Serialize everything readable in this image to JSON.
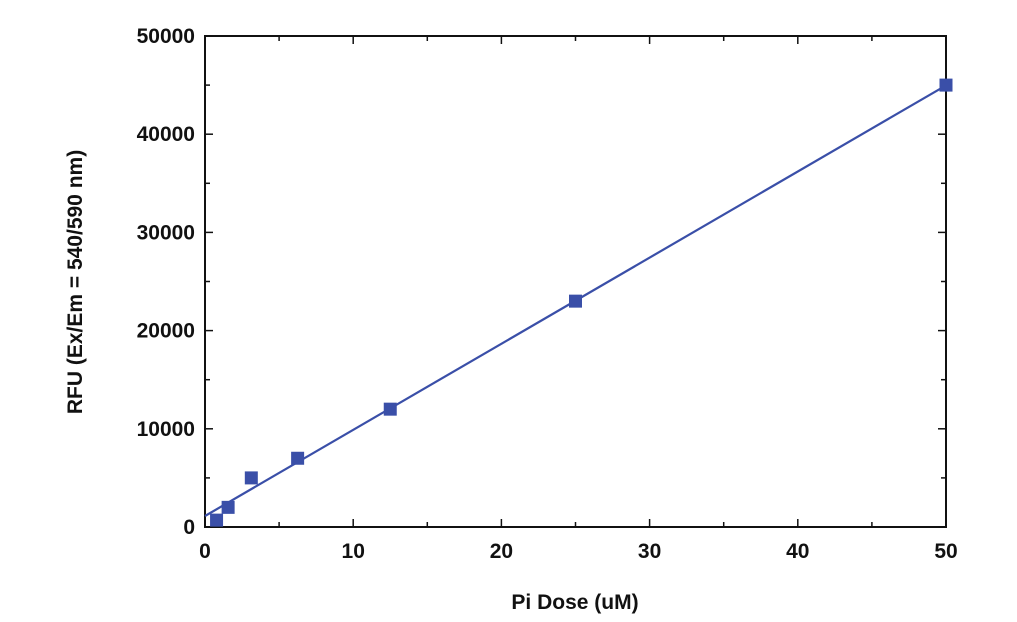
{
  "chart_data": {
    "type": "scatter",
    "title": "",
    "xlabel": "Pi Dose (uM)",
    "ylabel": "RFU (Ex/Em = 540/590 nm)",
    "xlim": [
      0,
      50
    ],
    "ylim": [
      0,
      50000
    ],
    "xticks": [
      0,
      10,
      20,
      30,
      40,
      50
    ],
    "yticks": [
      0,
      10000,
      20000,
      30000,
      40000,
      50000
    ],
    "xminor_step": 5,
    "yminor_step": 5000,
    "grid": false,
    "legend": "none",
    "series": [
      {
        "x": [
          0.78,
          1.56,
          3.125,
          6.25,
          12.5,
          25,
          50
        ],
        "y": [
          700,
          2000,
          5000,
          7000,
          12000,
          23000,
          45000
        ],
        "marker": "square",
        "color": "#3a4fa8"
      }
    ],
    "fit_line": {
      "x": [
        0,
        50
      ],
      "y": [
        1120,
        44970
      ],
      "color": "#3a4fa8"
    }
  }
}
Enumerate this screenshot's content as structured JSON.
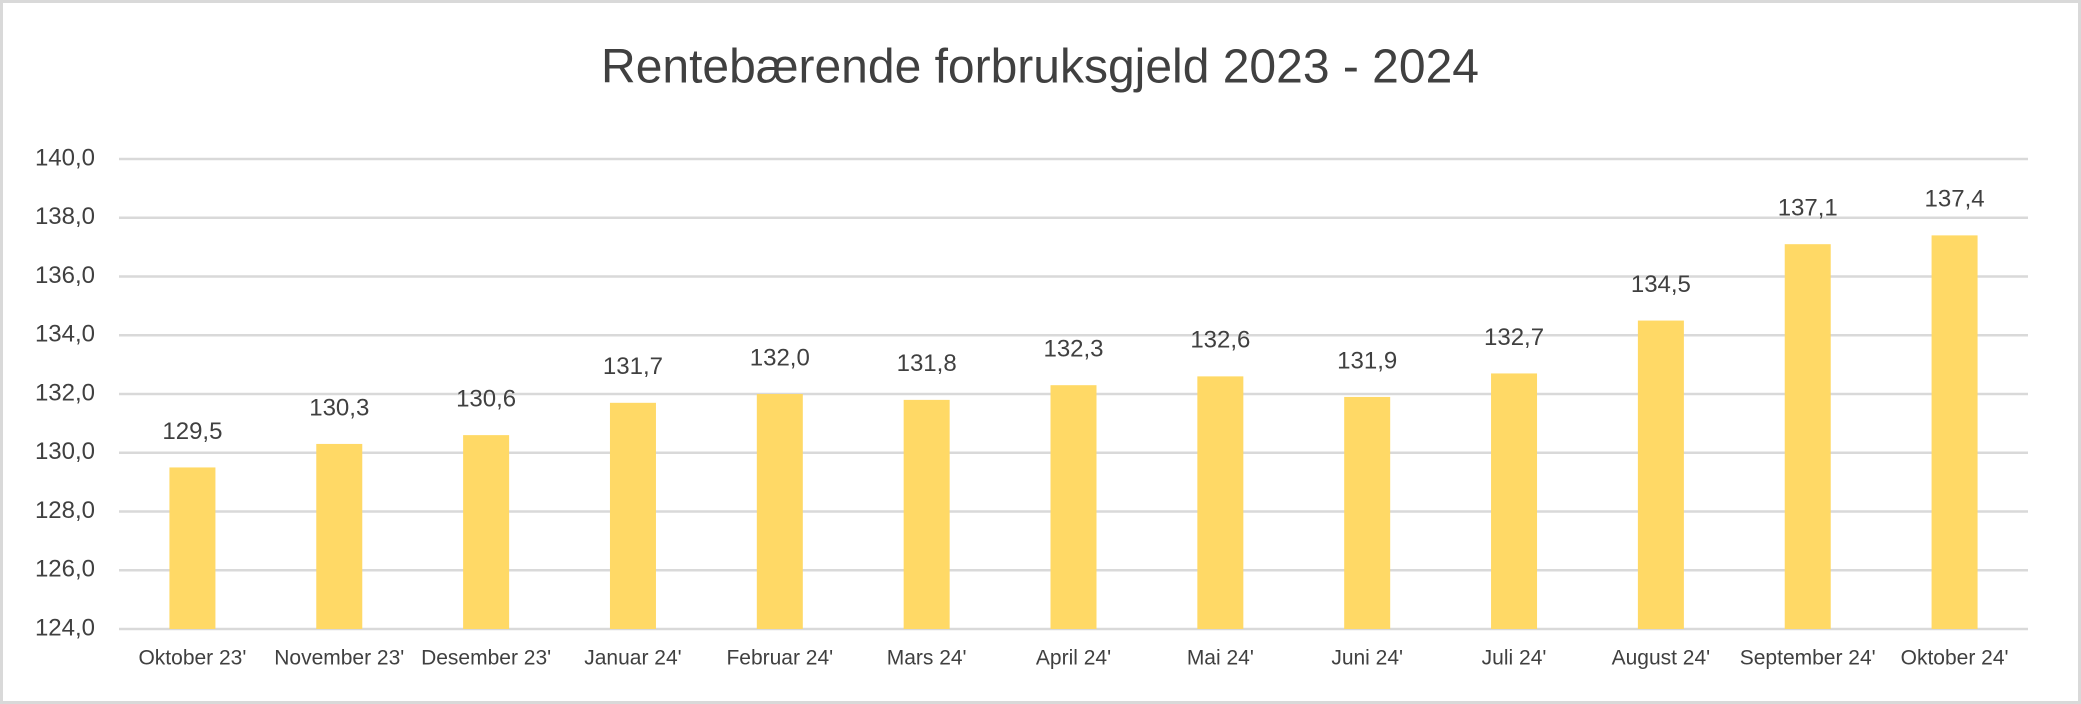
{
  "chart_data": {
    "type": "bar",
    "title": "Rentebærende forbruksgjeld 2023 - 2024",
    "categories": [
      "Oktober 23'",
      "November 23'",
      "Desember 23'",
      "Januar 24'",
      "Februar 24'",
      "Mars 24'",
      "April 24'",
      "Mai 24'",
      "Juni 24'",
      "Juli 24'",
      "August 24'",
      "September 24'",
      "Oktober 24'"
    ],
    "values": [
      129.5,
      130.3,
      130.6,
      131.7,
      132.0,
      131.8,
      132.3,
      132.6,
      131.9,
      132.7,
      134.5,
      137.1,
      137.4
    ],
    "value_labels": [
      "129,5",
      "130,3",
      "130,6",
      "131,7",
      "132,0",
      "131,8",
      "132,3",
      "132,6",
      "131,9",
      "132,7",
      "134,5",
      "137,1",
      "137,4"
    ],
    "color": "#ffd966",
    "ylim": [
      124,
      140
    ],
    "yticks": [
      {
        "value": 124,
        "label": "124,0"
      },
      {
        "value": 126,
        "label": "126,0"
      },
      {
        "value": 128,
        "label": "128,0"
      },
      {
        "value": 130,
        "label": "130,0"
      },
      {
        "value": 132,
        "label": "132,0"
      },
      {
        "value": 134,
        "label": "134,0"
      },
      {
        "value": 136,
        "label": "136,0"
      },
      {
        "value": 138,
        "label": "138,0"
      },
      {
        "value": 140,
        "label": "140,0"
      }
    ],
    "grid": true
  }
}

##########

● AIM
Of the lines in the data, how many contain the word "JSON"? Provide the number and nothing further.

● TASK OUTPUT
2